[Stored items from a collection]
○ ○ ○
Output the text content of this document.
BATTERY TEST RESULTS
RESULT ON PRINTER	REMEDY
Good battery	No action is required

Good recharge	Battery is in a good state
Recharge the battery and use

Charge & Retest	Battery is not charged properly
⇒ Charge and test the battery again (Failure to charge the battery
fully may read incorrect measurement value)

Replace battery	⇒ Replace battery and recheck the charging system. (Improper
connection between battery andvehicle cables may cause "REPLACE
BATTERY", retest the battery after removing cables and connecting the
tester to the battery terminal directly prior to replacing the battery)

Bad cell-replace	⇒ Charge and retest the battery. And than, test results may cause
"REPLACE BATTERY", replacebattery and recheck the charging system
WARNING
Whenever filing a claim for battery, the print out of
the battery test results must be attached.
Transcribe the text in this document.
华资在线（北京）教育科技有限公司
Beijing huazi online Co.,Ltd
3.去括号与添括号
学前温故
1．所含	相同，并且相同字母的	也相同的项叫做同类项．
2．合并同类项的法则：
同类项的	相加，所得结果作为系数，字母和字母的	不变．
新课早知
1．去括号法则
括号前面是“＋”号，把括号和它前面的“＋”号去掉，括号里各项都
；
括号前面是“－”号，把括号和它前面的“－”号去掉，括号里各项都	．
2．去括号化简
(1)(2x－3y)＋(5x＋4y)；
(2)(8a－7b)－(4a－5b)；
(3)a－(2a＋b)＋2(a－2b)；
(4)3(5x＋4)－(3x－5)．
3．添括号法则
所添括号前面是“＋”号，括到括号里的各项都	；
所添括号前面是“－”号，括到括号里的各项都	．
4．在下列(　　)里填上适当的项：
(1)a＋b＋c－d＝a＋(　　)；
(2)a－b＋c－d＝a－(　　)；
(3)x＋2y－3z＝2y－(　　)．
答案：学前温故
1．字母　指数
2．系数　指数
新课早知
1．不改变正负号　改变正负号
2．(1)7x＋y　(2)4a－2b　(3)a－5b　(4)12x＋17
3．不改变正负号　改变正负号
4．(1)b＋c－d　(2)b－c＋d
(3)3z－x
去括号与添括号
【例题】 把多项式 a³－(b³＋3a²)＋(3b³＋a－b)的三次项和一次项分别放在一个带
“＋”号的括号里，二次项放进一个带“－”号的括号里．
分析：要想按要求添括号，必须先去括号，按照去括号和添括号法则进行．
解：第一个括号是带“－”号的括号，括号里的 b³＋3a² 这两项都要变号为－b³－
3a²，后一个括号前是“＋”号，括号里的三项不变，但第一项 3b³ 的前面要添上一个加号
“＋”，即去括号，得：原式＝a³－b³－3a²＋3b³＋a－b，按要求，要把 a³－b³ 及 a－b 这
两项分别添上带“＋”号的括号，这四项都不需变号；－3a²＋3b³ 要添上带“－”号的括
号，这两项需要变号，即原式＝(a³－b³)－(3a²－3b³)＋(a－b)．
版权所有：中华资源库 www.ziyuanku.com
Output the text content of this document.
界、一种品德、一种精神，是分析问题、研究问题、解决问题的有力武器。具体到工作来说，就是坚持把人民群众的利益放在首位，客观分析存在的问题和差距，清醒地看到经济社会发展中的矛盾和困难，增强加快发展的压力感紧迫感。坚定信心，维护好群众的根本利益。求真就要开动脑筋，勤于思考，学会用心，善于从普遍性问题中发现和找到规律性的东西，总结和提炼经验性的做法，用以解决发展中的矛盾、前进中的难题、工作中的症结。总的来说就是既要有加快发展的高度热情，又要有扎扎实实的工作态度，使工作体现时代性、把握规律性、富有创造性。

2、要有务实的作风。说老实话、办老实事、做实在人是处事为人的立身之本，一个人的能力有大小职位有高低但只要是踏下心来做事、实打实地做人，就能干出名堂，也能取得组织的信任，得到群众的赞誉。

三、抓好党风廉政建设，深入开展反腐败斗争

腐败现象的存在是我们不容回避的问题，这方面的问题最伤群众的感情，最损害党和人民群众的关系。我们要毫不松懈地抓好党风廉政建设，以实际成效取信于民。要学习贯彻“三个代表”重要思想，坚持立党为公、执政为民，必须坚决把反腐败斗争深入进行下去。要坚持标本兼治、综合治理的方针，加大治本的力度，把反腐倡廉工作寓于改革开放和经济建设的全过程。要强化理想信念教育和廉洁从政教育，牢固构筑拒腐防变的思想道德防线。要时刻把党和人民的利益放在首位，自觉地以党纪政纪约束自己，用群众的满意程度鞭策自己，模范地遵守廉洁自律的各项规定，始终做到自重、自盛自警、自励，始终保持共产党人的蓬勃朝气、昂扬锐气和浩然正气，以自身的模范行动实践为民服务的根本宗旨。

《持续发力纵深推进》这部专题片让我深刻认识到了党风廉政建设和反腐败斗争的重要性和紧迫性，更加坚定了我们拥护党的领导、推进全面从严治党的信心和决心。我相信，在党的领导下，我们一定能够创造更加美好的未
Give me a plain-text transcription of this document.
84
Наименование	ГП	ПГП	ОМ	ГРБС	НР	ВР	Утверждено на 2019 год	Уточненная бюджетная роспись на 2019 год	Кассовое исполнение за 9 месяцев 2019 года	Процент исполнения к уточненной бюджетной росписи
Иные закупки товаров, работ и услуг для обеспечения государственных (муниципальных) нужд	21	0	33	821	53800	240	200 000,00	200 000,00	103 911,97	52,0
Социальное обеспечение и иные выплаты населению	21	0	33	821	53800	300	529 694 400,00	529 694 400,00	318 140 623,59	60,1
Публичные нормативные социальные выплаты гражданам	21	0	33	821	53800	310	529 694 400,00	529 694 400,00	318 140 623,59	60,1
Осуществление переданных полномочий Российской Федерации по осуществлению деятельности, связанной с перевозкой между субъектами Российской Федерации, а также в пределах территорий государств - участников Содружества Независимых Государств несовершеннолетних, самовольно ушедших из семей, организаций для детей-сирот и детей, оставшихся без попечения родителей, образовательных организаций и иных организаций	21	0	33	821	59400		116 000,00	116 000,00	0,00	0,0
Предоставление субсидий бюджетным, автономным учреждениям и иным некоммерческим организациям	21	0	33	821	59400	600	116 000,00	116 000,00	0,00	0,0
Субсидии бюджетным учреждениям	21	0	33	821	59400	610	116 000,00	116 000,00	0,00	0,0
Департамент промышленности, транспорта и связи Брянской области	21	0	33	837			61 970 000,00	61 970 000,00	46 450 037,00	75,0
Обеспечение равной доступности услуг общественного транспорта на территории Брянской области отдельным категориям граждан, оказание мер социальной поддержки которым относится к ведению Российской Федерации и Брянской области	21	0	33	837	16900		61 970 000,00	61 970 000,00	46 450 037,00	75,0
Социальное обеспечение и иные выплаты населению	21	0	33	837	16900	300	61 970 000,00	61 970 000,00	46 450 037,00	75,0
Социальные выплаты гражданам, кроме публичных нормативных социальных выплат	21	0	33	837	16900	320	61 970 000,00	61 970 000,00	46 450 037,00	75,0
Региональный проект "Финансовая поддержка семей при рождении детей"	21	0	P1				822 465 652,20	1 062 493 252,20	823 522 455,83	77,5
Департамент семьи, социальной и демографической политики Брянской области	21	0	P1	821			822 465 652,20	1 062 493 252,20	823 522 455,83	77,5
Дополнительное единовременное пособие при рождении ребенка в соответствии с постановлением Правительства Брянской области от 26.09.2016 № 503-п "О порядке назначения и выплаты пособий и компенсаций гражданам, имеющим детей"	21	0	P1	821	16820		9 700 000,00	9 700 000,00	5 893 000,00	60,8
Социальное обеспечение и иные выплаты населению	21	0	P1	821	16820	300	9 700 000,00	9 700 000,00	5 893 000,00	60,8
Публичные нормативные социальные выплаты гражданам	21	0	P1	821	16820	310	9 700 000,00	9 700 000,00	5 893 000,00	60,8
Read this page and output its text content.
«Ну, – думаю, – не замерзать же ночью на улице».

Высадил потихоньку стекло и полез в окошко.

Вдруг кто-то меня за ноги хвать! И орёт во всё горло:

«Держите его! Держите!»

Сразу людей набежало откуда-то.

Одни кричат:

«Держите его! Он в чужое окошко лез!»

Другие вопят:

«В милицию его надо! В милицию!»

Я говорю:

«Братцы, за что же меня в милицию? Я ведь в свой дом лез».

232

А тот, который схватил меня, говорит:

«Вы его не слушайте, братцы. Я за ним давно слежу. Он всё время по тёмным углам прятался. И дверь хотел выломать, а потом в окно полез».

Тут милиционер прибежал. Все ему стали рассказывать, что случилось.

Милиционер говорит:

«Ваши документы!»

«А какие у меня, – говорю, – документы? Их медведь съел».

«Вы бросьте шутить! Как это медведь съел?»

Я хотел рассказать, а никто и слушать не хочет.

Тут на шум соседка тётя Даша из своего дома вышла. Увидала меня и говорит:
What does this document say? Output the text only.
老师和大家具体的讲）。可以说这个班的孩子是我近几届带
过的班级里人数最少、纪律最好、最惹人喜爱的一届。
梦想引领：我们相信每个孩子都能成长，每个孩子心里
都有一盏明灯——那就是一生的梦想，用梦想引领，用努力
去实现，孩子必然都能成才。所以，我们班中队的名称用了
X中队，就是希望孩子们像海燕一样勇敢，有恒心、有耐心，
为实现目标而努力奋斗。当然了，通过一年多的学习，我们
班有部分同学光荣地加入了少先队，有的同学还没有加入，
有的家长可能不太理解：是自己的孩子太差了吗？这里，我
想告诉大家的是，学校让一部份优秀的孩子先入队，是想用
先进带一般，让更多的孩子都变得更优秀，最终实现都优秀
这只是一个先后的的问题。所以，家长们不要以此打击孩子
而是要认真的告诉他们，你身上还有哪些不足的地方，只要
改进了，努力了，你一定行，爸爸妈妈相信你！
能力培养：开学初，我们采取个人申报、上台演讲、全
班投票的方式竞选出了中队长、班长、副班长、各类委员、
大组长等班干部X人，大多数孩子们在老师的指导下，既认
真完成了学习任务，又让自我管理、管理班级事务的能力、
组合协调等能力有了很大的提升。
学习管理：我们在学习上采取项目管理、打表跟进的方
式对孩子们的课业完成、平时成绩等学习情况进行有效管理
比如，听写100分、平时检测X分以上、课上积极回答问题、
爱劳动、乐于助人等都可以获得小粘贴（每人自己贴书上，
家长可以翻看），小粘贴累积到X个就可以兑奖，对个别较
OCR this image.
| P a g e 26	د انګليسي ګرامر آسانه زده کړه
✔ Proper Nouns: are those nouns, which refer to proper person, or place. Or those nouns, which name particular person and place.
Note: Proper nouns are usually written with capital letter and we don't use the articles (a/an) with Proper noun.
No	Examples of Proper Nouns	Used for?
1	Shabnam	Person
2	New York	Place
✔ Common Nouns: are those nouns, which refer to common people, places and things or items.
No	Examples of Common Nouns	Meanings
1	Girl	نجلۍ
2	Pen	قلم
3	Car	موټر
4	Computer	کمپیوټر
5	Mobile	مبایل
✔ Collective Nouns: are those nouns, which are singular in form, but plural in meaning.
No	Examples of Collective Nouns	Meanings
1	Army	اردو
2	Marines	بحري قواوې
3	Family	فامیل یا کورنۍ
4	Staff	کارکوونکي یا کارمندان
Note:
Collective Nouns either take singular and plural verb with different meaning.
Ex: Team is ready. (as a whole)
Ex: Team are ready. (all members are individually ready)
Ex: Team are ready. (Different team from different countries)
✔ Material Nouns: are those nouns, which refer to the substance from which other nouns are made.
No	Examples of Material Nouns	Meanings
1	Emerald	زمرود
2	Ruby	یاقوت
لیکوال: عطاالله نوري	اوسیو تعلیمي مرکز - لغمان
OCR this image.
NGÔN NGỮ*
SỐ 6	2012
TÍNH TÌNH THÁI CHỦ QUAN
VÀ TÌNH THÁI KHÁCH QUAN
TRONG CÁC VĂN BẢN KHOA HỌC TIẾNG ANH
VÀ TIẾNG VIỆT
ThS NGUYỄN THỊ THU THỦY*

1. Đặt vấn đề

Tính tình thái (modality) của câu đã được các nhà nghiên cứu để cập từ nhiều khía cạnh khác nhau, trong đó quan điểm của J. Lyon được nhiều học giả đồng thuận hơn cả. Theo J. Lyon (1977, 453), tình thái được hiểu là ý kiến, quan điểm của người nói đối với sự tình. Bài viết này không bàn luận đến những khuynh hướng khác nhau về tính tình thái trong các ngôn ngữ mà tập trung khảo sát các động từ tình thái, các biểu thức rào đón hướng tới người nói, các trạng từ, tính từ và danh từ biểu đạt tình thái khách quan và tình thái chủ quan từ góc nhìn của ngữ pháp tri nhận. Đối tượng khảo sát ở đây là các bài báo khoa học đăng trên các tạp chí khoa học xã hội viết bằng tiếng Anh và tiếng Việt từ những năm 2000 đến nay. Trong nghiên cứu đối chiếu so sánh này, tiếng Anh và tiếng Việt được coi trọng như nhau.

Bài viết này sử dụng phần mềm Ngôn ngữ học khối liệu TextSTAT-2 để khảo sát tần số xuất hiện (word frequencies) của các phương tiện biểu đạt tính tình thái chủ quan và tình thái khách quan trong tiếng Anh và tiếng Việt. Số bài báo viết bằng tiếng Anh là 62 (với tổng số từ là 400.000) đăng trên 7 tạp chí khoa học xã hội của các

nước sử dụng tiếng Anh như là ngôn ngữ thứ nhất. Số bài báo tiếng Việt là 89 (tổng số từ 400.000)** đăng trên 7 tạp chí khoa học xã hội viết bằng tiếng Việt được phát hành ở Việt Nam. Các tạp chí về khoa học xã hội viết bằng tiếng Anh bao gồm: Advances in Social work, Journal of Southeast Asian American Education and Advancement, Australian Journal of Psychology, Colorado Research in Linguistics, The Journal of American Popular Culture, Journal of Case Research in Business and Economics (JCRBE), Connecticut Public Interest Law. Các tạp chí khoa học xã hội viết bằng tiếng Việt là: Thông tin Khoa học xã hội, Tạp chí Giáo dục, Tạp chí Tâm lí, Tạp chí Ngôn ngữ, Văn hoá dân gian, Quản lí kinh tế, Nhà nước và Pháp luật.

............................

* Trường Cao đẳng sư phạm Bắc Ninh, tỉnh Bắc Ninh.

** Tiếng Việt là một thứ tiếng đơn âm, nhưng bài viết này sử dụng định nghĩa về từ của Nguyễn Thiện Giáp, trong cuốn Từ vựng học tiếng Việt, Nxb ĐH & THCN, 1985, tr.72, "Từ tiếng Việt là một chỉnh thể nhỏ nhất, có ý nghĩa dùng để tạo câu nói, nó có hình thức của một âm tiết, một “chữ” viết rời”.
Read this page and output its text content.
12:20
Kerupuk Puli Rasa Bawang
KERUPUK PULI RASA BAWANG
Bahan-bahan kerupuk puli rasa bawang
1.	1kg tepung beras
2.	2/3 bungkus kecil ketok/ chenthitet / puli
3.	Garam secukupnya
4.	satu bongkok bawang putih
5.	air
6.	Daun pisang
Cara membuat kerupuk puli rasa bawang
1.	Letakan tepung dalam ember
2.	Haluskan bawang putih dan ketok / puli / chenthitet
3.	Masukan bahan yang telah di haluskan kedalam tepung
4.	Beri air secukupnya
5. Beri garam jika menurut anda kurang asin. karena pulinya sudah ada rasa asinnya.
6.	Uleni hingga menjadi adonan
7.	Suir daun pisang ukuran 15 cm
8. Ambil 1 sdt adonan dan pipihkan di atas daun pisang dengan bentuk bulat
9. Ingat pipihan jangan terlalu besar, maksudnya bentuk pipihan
○ ○ ○
Your goal: Every line of the listing that holds "tepung" is to be counted; give only the resulting number.

Answer to this problem: 3